__LISTED RECORDS__
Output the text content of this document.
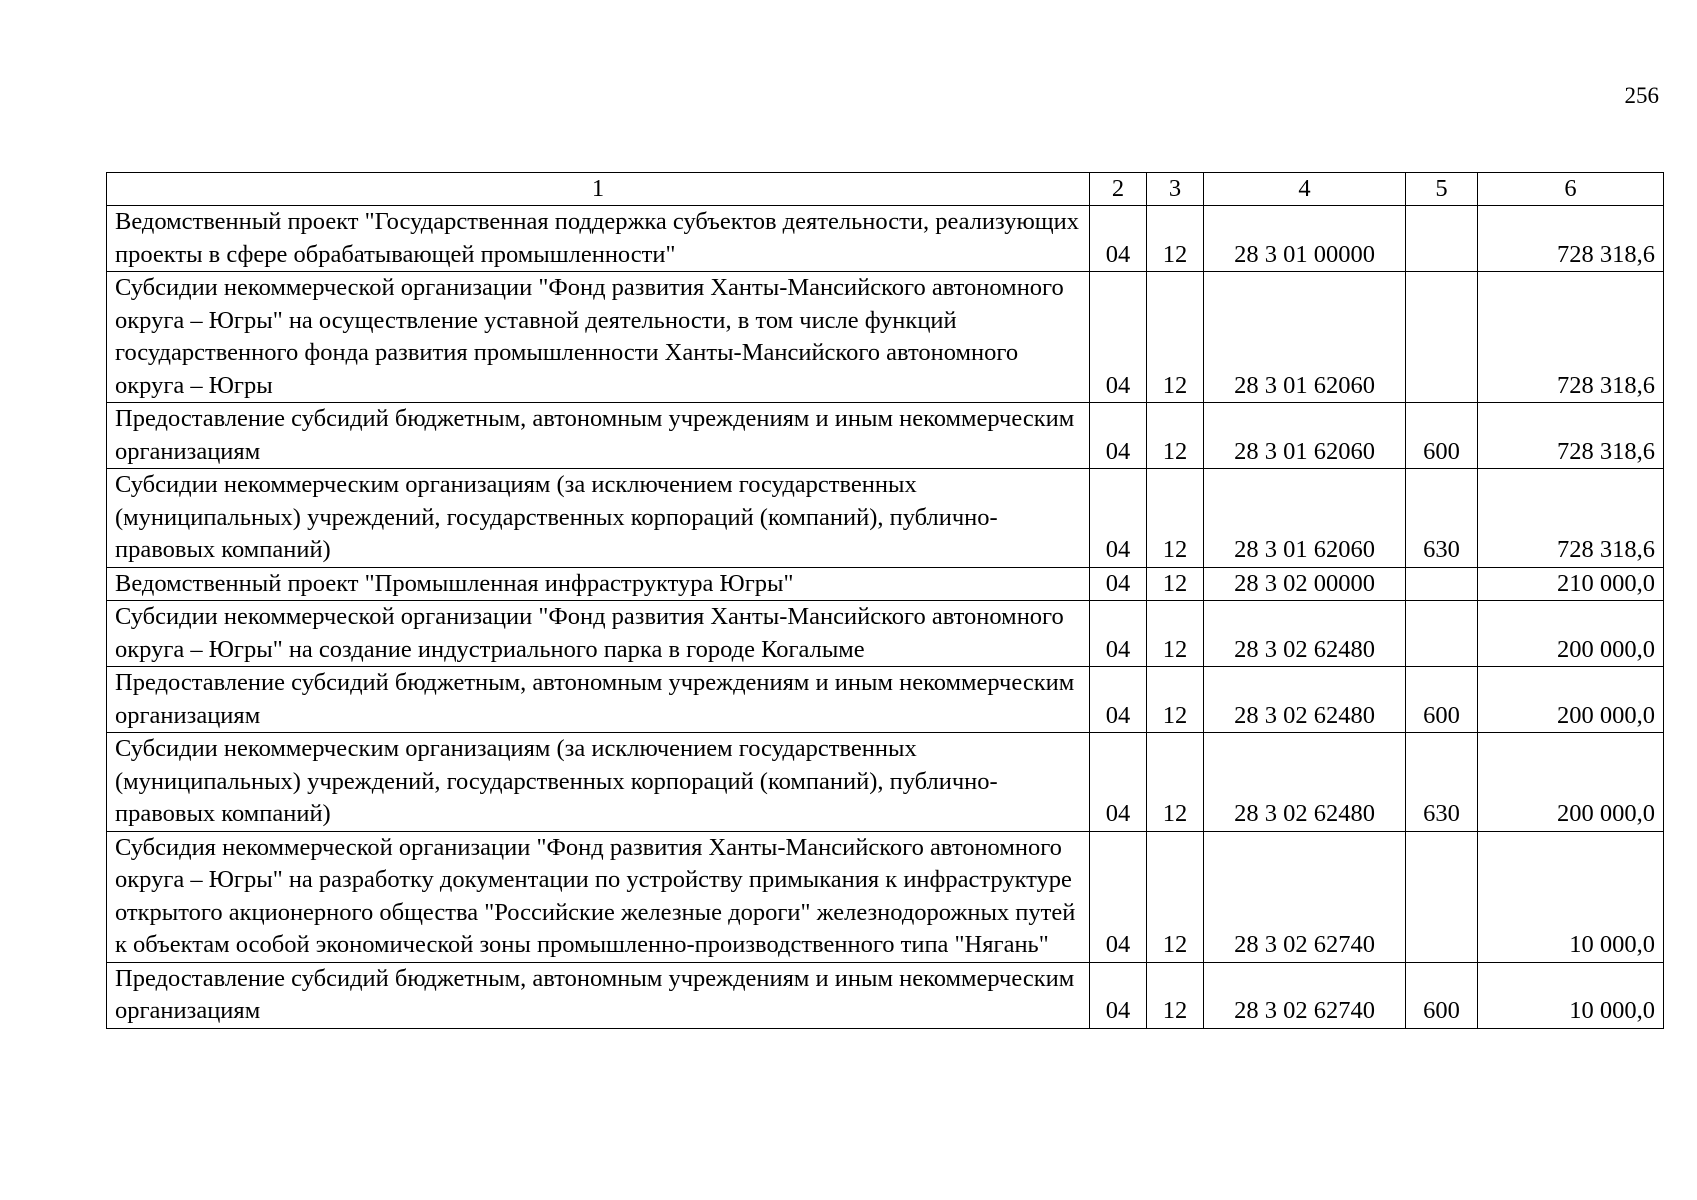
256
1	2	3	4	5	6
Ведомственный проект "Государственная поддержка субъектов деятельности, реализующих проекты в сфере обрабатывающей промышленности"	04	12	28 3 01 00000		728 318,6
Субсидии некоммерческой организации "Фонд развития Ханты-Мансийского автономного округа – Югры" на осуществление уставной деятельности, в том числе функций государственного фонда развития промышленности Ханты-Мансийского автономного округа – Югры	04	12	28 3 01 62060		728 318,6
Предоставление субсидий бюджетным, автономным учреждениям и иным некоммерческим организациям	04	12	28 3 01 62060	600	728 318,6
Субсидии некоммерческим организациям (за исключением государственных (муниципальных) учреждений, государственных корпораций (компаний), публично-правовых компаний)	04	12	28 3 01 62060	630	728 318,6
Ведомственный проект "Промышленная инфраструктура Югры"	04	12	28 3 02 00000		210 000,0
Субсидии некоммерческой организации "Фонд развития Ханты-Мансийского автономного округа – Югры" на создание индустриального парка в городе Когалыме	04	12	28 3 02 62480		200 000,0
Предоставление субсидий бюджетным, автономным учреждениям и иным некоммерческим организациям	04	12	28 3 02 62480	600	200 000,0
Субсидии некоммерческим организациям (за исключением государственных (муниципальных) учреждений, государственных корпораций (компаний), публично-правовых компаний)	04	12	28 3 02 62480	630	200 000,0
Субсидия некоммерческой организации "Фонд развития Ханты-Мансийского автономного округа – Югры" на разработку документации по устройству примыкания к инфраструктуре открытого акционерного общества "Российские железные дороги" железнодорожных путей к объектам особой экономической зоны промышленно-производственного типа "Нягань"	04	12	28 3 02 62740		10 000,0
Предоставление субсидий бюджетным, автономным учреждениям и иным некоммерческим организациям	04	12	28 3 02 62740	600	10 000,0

__REQUIRED WORK__
Each entry must be retyped word for word, with every image omitted.

__WRITTEN RESPONSE__
Output the text content of this document.
256
1	2	3	4	5	6
Ведомственный проект "Государственная поддержка субъектов деятельности, реализующих проекты в сфере обрабатывающей промышленности"	04	12	28 3 01 00000		728 318,6
Субсидии некоммерческой организации "Фонд развития Ханты-Мансийского автономного округа – Югры" на осуществление уставной деятельности, в том числе функций государственного фонда развития промышленности Ханты-Мансийского автономного округа – Югры	04	12	28 3 01 62060		728 318,6
Предоставление субсидий бюджетным, автономным учреждениям и иным некоммерческим организациям	04	12	28 3 01 62060	600	728 318,6
Субсидии некоммерческим организациям (за исключением государственных (муниципальных) учреждений, государственных корпораций (компаний), публично-правовых компаний)	04	12	28 3 01 62060	630	728 318,6
Ведомственный проект "Промышленная инфраструктура Югры"	04	12	28 3 02 00000		210 000,0
Субсидии некоммерческой организации "Фонд развития Ханты-Мансийского автономного округа – Югры" на создание индустриального парка в городе Когалыме	04	12	28 3 02 62480		200 000,0
Предоставление субсидий бюджетным, автономным учреждениям и иным некоммерческим организациям	04	12	28 3 02 62480	600	200 000,0
Субсидии некоммерческим организациям (за исключением государственных (муниципальных) учреждений, государственных корпораций (компаний), публично-правовых компаний)	04	12	28 3 02 62480	630	200 000,0
Субсидия некоммерческой организации "Фонд развития Ханты-Мансийского автономного округа – Югры" на разработку документации по устройству примыкания к инфраструктуре открытого акционерного общества "Российские железные дороги" железнодорожных путей к объектам особой экономической зоны промышленно-производственного типа "Нягань"	04	12	28 3 02 62740		10 000,0
Предоставление субсидий бюджетным, автономным учреждениям и иным некоммерческим организациям	04	12	28 3 02 62740	600	10 000,0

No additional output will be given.